**Your task**. Reproduce each line of the listing exactly.

**The data**.
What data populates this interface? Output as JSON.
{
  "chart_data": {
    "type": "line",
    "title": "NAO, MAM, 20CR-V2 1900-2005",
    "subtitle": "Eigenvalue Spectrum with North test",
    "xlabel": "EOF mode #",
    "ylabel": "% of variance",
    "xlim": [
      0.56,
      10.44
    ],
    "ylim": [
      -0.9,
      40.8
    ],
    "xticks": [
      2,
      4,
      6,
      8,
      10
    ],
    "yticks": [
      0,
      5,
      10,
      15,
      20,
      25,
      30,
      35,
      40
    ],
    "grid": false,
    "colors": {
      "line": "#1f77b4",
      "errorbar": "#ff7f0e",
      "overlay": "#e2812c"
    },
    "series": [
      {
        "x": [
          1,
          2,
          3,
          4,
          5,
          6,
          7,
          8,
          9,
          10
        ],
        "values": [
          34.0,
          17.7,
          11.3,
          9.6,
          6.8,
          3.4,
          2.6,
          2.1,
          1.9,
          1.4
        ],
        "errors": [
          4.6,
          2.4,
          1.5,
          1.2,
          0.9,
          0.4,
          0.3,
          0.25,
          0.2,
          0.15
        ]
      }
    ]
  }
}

**Answer below**.
What data populates this interface? Output as JSON.
{
  "chart_data": {
    "type": "line",
    "title": "NAO, MAM, 20CR-V2 1900-2005",
    "subtitle": "Eigenvalue Spectrum with North test",
    "xlabel": "EOF mode #",
    "ylabel": "% of variance",
    "xlim": [
      0.56,
      10.44
    ],
    "ylim": [
      -0.9,
      40.8
    ],
    "xticks": [
      2,
      4,
      6,
      8,
      10
    ],
    "yticks": [
      0,
      5,
      10,
      15,
      20,
      25,
      30,
      35,
      40
    ],
    "grid": false,
    "colors": {
      "line": "#1f77b4",
      "errorbar": "#ff7f0e",
      "overlay": "#e2812c"
    },
    "series": [
      {
        "x": [
          1,
          2,
          3,
          4,
          5,
          6,
          7,
          8,
          9,
          10
        ],
        "values": [
          34.0,
          17.7,
          11.3,
          9.6,
          6.8,
          3.4,
          2.6,
          2.1,
          1.9,
          1.4
        ],
        "errors": [
          4.6,
          2.4,
          1.5,
          1.2,
          0.9,
          0.4,
          0.3,
          0.25,
          0.2,
          0.15
        ]
      }
    ]
  }
}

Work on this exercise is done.